◆ **GOAL OF THE EXERCISE**: Where does the string "Japanese" appear? Copy every line of the entries below that holds it.

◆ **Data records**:
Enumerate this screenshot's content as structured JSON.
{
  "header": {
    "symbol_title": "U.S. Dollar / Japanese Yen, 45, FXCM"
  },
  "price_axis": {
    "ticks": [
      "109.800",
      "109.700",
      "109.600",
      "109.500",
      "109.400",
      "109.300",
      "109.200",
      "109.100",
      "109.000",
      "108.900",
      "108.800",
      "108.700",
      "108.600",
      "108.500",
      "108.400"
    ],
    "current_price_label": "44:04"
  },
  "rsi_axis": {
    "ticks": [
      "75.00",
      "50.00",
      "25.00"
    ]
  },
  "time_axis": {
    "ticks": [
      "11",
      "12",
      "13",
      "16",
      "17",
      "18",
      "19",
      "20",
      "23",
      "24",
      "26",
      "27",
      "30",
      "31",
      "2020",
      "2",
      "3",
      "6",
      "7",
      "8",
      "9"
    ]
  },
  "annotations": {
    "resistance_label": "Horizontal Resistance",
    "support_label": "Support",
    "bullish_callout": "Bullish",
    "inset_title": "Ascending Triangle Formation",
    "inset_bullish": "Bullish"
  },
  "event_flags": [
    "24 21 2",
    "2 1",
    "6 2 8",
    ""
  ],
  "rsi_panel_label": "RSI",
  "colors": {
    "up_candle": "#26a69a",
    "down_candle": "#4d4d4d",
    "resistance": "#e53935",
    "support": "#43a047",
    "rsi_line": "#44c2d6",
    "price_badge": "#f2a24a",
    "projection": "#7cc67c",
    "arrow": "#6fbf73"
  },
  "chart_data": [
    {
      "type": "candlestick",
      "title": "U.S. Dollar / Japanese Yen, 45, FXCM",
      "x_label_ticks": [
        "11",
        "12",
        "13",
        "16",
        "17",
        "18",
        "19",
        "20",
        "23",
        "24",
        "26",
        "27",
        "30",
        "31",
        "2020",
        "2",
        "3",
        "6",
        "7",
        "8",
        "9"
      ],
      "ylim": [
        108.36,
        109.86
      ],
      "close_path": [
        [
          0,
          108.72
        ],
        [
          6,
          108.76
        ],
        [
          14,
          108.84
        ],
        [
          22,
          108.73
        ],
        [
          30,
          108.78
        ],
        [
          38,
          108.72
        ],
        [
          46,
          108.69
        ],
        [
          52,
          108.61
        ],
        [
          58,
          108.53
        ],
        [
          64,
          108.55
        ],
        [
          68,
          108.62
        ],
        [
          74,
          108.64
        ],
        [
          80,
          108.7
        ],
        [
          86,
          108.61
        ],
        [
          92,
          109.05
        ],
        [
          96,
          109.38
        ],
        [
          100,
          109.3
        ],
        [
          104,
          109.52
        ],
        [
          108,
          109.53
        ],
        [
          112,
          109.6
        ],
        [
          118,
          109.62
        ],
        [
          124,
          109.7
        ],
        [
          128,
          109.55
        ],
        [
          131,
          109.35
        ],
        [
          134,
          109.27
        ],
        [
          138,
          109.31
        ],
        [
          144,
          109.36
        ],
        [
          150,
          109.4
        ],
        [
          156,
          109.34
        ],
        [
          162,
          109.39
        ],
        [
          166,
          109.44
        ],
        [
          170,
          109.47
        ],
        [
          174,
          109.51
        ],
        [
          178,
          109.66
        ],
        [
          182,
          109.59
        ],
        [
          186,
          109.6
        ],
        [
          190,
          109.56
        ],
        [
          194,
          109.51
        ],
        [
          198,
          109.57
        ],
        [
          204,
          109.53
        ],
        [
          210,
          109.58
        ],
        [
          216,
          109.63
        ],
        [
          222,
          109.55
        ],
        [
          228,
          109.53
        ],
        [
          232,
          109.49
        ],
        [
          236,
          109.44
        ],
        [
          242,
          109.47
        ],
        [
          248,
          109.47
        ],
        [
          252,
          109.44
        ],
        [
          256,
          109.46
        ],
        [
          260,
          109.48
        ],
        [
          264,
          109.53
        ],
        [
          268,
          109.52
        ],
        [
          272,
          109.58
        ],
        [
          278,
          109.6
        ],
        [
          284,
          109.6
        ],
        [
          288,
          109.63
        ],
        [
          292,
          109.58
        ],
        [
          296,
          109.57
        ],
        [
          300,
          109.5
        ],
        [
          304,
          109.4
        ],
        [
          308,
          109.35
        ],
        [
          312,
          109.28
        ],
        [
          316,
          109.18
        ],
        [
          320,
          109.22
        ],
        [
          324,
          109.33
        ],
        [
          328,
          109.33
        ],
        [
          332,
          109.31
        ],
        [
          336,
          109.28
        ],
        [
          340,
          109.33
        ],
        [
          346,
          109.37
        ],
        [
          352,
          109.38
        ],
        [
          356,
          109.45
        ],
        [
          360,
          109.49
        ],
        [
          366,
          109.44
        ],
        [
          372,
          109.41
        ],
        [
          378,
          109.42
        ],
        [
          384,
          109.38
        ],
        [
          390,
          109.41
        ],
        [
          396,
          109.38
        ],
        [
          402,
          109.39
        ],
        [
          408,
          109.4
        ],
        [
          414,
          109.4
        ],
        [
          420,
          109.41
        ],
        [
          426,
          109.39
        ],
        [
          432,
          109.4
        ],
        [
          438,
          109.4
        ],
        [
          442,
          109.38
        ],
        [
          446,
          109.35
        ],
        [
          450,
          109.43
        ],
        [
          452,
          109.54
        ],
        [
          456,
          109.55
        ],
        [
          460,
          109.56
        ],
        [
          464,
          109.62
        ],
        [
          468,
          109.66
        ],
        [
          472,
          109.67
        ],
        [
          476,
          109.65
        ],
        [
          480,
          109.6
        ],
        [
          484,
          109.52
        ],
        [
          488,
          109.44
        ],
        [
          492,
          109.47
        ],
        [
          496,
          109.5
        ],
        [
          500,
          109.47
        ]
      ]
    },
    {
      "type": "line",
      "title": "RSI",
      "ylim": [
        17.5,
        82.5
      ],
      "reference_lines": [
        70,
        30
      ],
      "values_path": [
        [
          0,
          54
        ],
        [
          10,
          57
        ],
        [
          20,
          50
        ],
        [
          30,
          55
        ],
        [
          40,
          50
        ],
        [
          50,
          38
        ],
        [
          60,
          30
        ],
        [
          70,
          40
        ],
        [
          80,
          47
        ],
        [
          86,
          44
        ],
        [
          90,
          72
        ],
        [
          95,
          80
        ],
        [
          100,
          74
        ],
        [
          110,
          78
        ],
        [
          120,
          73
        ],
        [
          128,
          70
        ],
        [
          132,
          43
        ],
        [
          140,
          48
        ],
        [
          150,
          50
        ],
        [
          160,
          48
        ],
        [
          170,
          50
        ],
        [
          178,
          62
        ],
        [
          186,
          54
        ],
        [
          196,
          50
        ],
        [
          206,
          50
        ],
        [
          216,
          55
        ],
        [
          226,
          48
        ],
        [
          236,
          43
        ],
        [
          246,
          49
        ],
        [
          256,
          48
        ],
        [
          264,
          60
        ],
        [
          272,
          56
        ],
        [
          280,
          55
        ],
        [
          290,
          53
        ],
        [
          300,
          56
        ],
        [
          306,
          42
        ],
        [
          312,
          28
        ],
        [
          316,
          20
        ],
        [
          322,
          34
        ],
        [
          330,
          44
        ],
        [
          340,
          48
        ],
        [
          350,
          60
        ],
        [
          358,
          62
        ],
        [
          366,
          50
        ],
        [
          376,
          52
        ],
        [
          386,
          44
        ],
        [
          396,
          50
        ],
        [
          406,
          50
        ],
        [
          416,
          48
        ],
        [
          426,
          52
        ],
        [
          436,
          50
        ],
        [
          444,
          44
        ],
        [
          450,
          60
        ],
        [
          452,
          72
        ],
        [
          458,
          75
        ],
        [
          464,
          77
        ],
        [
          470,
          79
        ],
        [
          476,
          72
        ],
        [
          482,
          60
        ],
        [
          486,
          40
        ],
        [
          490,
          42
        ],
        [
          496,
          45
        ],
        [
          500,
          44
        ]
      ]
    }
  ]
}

◆ **EXERCISE RESPONSE**:
    "symbol_title": "U.S. Dollar / Japanese Yen, 45, FXCM"
      "title": "U.S. Dollar / Japanese Yen, 45, FXCM",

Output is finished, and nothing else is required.